======== RECORDS FOR THIS EXERCISE ========
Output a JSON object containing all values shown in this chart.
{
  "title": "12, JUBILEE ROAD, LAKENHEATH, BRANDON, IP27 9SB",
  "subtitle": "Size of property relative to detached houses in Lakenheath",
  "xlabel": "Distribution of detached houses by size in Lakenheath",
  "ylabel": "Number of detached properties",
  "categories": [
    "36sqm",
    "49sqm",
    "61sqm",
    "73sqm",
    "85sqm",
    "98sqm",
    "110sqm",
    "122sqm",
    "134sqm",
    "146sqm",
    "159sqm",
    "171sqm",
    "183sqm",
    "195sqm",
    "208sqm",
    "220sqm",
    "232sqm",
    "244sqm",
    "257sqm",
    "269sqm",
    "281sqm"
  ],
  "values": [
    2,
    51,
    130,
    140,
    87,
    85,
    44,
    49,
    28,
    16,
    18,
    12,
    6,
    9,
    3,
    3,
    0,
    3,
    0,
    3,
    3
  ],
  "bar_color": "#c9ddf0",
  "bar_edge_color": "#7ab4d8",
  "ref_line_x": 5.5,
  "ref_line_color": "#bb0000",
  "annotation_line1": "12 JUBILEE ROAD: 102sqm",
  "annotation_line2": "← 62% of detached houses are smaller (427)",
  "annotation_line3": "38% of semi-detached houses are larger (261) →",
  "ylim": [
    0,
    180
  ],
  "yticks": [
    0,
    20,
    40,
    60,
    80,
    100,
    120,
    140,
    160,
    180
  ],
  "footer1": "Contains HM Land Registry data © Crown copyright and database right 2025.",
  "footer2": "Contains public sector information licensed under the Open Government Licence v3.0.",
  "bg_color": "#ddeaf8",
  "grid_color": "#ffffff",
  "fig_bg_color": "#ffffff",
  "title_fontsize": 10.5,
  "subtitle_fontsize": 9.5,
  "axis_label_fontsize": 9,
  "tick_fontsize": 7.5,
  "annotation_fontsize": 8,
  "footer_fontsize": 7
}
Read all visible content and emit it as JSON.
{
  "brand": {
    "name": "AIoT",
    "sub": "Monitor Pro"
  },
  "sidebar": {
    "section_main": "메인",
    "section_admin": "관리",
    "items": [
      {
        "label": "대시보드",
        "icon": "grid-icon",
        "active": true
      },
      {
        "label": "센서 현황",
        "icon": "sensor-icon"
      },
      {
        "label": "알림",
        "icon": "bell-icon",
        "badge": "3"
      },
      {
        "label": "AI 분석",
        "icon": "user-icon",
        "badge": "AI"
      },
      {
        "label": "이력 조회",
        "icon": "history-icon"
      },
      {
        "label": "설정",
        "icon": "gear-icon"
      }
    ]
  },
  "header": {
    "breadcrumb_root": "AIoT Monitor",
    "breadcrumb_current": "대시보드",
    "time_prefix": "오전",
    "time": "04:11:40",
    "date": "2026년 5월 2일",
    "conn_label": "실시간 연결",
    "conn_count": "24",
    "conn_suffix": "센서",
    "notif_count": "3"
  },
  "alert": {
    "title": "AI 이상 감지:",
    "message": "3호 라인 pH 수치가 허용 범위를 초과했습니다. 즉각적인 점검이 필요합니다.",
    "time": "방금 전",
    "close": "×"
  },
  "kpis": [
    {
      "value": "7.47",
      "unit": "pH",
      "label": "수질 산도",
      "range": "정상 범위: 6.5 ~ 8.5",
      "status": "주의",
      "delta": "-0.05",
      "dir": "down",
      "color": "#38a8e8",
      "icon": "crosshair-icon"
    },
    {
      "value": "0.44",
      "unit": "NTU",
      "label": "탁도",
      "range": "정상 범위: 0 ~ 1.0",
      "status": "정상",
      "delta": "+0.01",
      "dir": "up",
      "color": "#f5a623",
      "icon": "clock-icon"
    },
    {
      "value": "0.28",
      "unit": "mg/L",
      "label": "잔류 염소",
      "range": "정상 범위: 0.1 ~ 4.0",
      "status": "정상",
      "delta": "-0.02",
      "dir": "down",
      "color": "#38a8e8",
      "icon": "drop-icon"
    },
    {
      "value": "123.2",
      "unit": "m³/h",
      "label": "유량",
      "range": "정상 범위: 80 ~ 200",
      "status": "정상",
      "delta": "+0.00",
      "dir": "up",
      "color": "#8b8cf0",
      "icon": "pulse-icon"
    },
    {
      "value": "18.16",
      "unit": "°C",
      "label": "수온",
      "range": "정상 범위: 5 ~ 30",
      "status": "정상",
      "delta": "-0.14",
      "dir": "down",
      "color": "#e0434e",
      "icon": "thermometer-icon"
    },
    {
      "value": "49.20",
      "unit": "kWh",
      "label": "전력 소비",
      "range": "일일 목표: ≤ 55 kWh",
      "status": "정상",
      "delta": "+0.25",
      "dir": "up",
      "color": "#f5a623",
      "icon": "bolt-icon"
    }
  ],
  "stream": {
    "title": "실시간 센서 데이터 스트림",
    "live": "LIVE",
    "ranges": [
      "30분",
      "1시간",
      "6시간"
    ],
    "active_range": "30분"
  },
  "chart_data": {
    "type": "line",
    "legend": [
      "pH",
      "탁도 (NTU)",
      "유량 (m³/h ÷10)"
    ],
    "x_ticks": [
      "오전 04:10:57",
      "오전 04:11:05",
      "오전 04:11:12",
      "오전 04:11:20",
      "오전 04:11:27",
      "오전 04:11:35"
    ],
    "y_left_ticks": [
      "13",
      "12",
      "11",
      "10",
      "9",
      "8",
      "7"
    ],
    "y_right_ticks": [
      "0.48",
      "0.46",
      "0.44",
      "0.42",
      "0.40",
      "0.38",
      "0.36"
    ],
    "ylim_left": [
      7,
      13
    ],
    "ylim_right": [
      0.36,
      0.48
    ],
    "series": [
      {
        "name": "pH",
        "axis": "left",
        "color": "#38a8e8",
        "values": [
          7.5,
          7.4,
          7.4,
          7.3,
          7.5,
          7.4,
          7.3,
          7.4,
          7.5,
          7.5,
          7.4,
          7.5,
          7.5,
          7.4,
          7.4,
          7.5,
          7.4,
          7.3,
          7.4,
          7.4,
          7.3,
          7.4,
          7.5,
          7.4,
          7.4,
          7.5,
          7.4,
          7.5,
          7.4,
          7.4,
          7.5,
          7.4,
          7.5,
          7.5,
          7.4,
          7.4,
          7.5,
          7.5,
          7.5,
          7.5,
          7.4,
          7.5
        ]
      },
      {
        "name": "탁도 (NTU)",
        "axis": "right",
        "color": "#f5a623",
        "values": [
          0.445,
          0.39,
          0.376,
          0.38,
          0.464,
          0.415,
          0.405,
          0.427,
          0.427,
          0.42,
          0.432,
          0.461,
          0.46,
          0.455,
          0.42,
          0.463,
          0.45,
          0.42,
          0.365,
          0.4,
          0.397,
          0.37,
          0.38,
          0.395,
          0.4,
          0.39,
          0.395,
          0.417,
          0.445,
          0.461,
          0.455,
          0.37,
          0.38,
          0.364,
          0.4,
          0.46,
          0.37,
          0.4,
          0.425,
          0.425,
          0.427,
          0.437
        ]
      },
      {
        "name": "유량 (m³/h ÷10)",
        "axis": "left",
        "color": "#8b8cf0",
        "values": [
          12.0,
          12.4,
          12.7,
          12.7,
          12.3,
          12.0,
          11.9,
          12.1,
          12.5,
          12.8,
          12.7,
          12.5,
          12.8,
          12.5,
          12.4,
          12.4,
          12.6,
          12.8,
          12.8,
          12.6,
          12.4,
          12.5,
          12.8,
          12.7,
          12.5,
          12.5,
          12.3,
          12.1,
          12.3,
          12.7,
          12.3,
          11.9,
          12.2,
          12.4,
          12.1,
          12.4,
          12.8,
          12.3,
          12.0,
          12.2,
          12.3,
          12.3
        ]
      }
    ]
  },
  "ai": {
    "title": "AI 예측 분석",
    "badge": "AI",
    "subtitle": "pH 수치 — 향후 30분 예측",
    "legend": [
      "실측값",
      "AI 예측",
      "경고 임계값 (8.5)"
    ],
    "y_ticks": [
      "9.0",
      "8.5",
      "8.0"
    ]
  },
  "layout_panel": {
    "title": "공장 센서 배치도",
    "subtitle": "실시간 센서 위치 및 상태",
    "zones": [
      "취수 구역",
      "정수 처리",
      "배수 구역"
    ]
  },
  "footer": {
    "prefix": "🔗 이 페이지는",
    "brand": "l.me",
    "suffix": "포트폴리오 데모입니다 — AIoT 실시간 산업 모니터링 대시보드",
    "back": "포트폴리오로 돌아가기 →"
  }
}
========
Count each line of the data where the word "detached" appears, then reply with the total only.

## WRITTEN ANSWER:
5